[Dataset entries]
----

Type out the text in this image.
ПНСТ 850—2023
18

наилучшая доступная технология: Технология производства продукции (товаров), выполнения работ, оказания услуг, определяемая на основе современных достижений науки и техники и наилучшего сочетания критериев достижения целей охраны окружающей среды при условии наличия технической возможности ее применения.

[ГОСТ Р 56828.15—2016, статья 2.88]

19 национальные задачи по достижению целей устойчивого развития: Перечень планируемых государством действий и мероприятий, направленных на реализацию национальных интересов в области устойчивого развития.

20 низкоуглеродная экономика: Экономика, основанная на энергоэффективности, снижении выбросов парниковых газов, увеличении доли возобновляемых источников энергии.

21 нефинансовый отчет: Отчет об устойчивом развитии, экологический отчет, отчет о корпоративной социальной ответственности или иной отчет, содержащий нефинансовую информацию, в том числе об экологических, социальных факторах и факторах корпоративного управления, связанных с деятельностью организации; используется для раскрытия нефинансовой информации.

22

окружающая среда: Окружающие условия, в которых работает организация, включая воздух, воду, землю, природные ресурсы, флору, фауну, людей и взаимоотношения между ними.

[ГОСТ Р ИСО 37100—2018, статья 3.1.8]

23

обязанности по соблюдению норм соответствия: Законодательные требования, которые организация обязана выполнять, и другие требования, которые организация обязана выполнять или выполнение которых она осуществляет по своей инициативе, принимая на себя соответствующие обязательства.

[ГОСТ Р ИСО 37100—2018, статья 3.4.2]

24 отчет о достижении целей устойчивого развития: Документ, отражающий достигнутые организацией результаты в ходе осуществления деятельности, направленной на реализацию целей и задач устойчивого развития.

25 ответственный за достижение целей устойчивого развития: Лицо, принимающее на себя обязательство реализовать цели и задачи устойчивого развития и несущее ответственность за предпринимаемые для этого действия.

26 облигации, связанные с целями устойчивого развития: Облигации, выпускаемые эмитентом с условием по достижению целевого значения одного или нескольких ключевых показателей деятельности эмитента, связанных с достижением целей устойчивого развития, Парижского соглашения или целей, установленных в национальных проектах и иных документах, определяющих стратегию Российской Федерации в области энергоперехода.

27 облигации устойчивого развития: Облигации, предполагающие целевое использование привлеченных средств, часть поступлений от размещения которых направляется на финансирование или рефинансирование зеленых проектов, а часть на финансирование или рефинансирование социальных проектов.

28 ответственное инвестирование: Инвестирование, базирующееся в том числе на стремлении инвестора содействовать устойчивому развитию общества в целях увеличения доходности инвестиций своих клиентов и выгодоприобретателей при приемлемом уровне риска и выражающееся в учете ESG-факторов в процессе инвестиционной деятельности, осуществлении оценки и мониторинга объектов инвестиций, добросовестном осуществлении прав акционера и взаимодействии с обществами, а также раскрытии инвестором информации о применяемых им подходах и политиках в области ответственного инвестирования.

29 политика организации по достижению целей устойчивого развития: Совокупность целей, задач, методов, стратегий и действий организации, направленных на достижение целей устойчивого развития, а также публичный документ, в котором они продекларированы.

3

----

EXERCISE TASK: Count each line where the string "ГОСТ" occurs, and write only the number.

THE ANSWER: 3